§ PROBLEM TO WORK ON
Omit all images. Write out the rest of the material exactly.

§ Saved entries
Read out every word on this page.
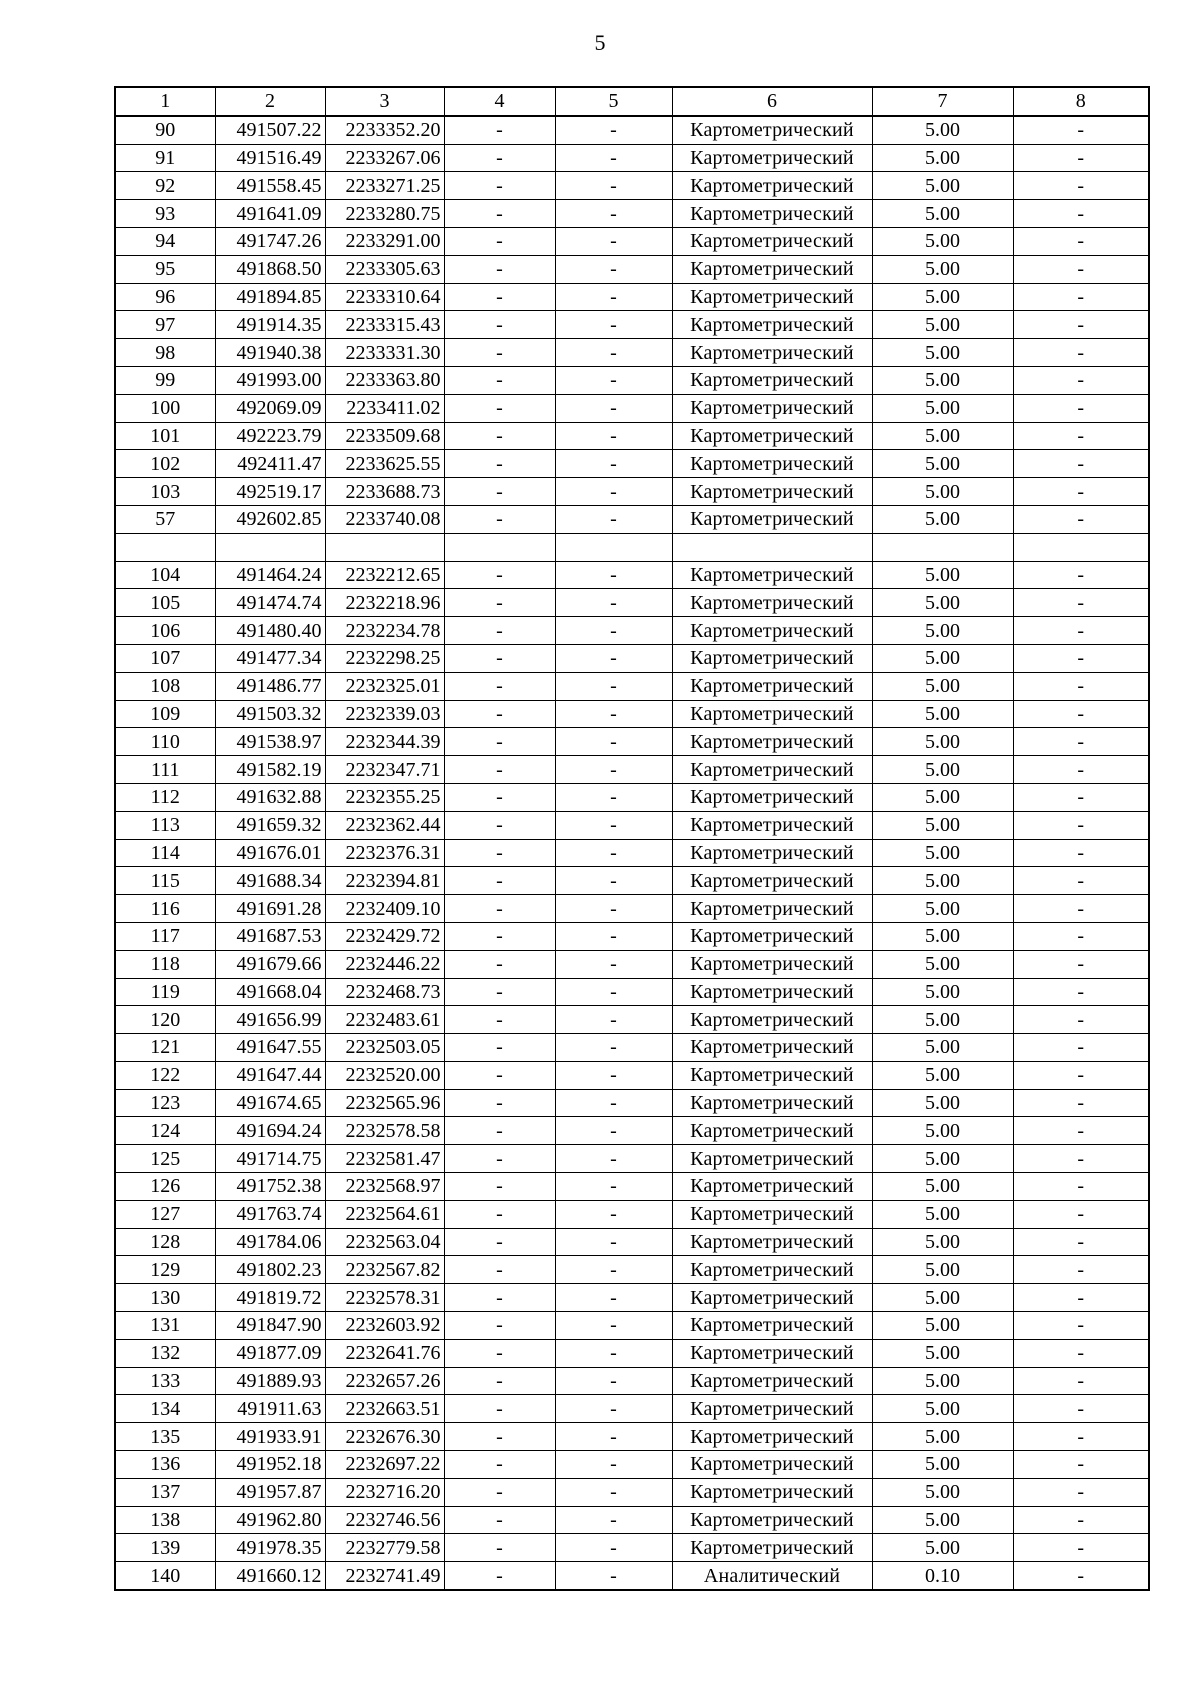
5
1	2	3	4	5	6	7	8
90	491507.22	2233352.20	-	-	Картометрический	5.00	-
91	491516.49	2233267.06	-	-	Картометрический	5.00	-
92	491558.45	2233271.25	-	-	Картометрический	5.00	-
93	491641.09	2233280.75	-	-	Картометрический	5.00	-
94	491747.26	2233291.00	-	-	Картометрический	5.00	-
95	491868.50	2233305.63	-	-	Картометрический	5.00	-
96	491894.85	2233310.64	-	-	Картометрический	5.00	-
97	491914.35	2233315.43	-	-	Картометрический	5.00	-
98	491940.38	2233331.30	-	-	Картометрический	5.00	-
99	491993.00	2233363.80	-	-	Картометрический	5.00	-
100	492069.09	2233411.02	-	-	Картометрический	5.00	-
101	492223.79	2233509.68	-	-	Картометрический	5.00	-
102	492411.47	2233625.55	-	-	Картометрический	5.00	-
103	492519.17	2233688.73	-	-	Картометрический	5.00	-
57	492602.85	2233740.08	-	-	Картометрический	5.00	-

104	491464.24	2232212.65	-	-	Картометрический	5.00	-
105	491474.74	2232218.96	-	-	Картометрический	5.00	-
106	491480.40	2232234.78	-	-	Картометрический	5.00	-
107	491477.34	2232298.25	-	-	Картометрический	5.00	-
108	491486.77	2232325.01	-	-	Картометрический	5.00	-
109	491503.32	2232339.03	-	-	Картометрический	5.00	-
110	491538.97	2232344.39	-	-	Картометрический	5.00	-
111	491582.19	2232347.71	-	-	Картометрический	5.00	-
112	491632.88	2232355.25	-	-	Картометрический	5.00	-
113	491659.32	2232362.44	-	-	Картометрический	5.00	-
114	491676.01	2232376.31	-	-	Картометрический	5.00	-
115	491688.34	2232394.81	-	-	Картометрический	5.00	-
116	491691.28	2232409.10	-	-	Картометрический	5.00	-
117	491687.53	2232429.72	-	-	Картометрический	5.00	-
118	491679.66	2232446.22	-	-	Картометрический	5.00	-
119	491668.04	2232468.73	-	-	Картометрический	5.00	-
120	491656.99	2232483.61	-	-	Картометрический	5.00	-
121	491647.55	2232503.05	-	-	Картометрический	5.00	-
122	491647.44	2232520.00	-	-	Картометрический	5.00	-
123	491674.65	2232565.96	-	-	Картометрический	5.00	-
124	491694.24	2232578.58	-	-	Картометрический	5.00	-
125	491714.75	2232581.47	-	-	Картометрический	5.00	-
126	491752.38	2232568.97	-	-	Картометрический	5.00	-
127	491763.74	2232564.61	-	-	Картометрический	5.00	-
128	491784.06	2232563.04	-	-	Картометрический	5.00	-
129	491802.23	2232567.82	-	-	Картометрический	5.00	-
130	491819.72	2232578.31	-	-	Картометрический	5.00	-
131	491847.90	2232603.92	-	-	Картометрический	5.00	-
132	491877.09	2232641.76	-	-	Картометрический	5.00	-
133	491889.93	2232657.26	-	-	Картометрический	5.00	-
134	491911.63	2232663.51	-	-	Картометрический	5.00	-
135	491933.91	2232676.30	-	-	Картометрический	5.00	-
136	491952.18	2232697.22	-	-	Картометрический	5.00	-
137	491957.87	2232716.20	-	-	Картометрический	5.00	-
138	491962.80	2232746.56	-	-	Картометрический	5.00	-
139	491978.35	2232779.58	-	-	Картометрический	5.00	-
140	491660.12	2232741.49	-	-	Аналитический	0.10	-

§ WORKED SOLUTION
Read out every word on this page.
5
1	2	3	4	5	6	7	8
90	491507.22	2233352.20	-	-	Картометрический	5.00	-
91	491516.49	2233267.06	-	-	Картометрический	5.00	-
92	491558.45	2233271.25	-	-	Картометрический	5.00	-
93	491641.09	2233280.75	-	-	Картометрический	5.00	-
94	491747.26	2233291.00	-	-	Картометрический	5.00	-
95	491868.50	2233305.63	-	-	Картометрический	5.00	-
96	491894.85	2233310.64	-	-	Картометрический	5.00	-
97	491914.35	2233315.43	-	-	Картометрический	5.00	-
98	491940.38	2233331.30	-	-	Картометрический	5.00	-
99	491993.00	2233363.80	-	-	Картометрический	5.00	-
100	492069.09	2233411.02	-	-	Картометрический	5.00	-
101	492223.79	2233509.68	-	-	Картометрический	5.00	-
102	492411.47	2233625.55	-	-	Картометрический	5.00	-
103	492519.17	2233688.73	-	-	Картометрический	5.00	-
57	492602.85	2233740.08	-	-	Картометрический	5.00	-

104	491464.24	2232212.65	-	-	Картометрический	5.00	-
105	491474.74	2232218.96	-	-	Картометрический	5.00	-
106	491480.40	2232234.78	-	-	Картометрический	5.00	-
107	491477.34	2232298.25	-	-	Картометрический	5.00	-
108	491486.77	2232325.01	-	-	Картометрический	5.00	-
109	491503.32	2232339.03	-	-	Картометрический	5.00	-
110	491538.97	2232344.39	-	-	Картометрический	5.00	-
111	491582.19	2232347.71	-	-	Картометрический	5.00	-
112	491632.88	2232355.25	-	-	Картометрический	5.00	-
113	491659.32	2232362.44	-	-	Картометрический	5.00	-
114	491676.01	2232376.31	-	-	Картометрический	5.00	-
115	491688.34	2232394.81	-	-	Картометрический	5.00	-
116	491691.28	2232409.10	-	-	Картометрический	5.00	-
117	491687.53	2232429.72	-	-	Картометрический	5.00	-
118	491679.66	2232446.22	-	-	Картометрический	5.00	-
119	491668.04	2232468.73	-	-	Картометрический	5.00	-
120	491656.99	2232483.61	-	-	Картометрический	5.00	-
121	491647.55	2232503.05	-	-	Картометрический	5.00	-
122	491647.44	2232520.00	-	-	Картометрический	5.00	-
123	491674.65	2232565.96	-	-	Картометрический	5.00	-
124	491694.24	2232578.58	-	-	Картометрический	5.00	-
125	491714.75	2232581.47	-	-	Картометрический	5.00	-
126	491752.38	2232568.97	-	-	Картометрический	5.00	-
127	491763.74	2232564.61	-	-	Картометрический	5.00	-
128	491784.06	2232563.04	-	-	Картометрический	5.00	-
129	491802.23	2232567.82	-	-	Картометрический	5.00	-
130	491819.72	2232578.31	-	-	Картометрический	5.00	-
131	491847.90	2232603.92	-	-	Картометрический	5.00	-
132	491877.09	2232641.76	-	-	Картометрический	5.00	-
133	491889.93	2232657.26	-	-	Картометрический	5.00	-
134	491911.63	2232663.51	-	-	Картометрический	5.00	-
135	491933.91	2232676.30	-	-	Картометрический	5.00	-
136	491952.18	2232697.22	-	-	Картометрический	5.00	-
137	491957.87	2232716.20	-	-	Картометрический	5.00	-
138	491962.80	2232746.56	-	-	Картометрический	5.00	-
139	491978.35	2232779.58	-	-	Картометрический	5.00	-
140	491660.12	2232741.49	-	-	Аналитический	0.10	-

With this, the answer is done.